>> BEGIN Provided data

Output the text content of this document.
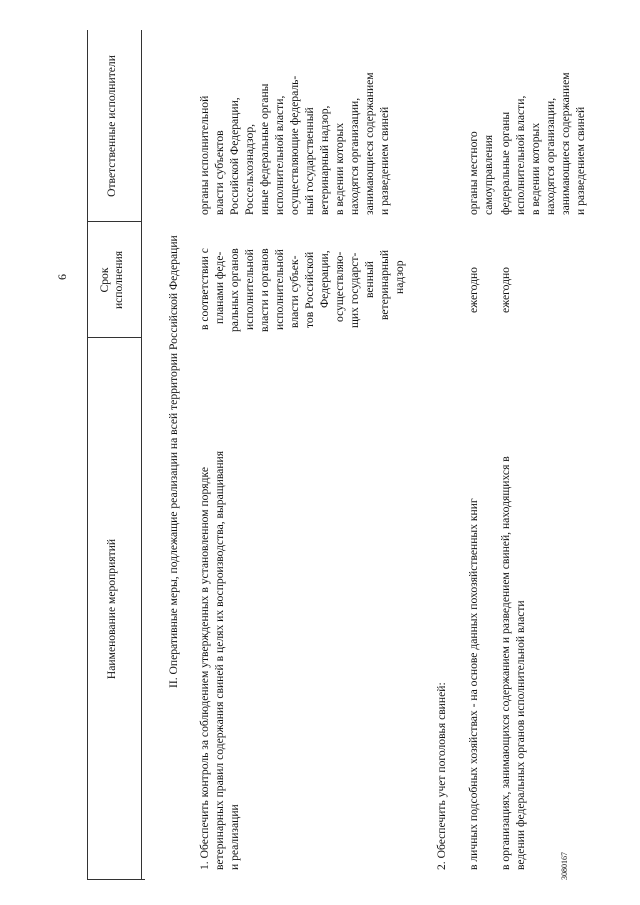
6
Наименование мероприятий
Срок исполнения
Ответственные исполнители
II. Оперативные меры, подлежащие реализации на всей территории Российской Федерации 1. Обеспечить контроль за соблюдением утвержденных в установленном порядке ветеринарных правил содержания свиней в целях их воспроизводства, выращивания и реализации
в соответствии с планами феде- ральных органов исполнительной власти и органов исполнительной власти субъек- тов Российской Федерации, осуществляю- щих государст- венный ветеринарный надзор
органы исполнительной власти субъектов Российской Федерации, Россельхознадзор, иные федеральные органы исполнительной власти, осуществляющие федераль- ный государственный ветеринарный надзор, в ведении которых находятся организации, занимающиеся содержанием и разведением свиней
2. Обеспечить учет поголовья свиней: в личных подсобных хозяйствах - на основе данных похозяйственных книг
ежегодно
органы местного самоуправления
в организациях, занимающихся содержанием и разведением свиней, находящихся в ведении федеральных органов исполнительной власти
ежегодно
федеральные органы исполнительной власти, в ведении которых находятся организации, занимающиеся содержанием и разведением свиней
3080167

>> END Provided data

● **Task description**: Keep every word of the data as it is when you write it out, but drop the pictures.

● **Response to this task**:
Output the text content of this document.
6
Наименование мероприятий
Срок исполнения
Ответственные исполнители
II. Оперативные меры, подлежащие реализации на всей территории Российской Федерации 1. Обеспечить контроль за соблюдением утвержденных в установленном порядке ветеринарных правил содержания свиней в целях их воспроизводства, выращивания и реализации
в соответствии с планами феде- ральных органов исполнительной власти и органов исполнительной власти субъек- тов Российской Федерации, осуществляю- щих государст- венный ветеринарный надзор
органы исполнительной власти субъектов Российской Федерации, Россельхознадзор, иные федеральные органы исполнительной власти, осуществляющие федераль- ный государственный ветеринарный надзор, в ведении которых находятся организации, занимающиеся содержанием и разведением свиней
2. Обеспечить учет поголовья свиней: в личных подсобных хозяйствах - на основе данных похозяйственных книг
ежегодно
органы местного самоуправления
в организациях, занимающихся содержанием и разведением свиней, находящихся в ведении федеральных органов исполнительной власти
ежегодно
федеральные органы исполнительной власти, в ведении которых находятся организации, занимающиеся содержанием и разведением свиней
3080167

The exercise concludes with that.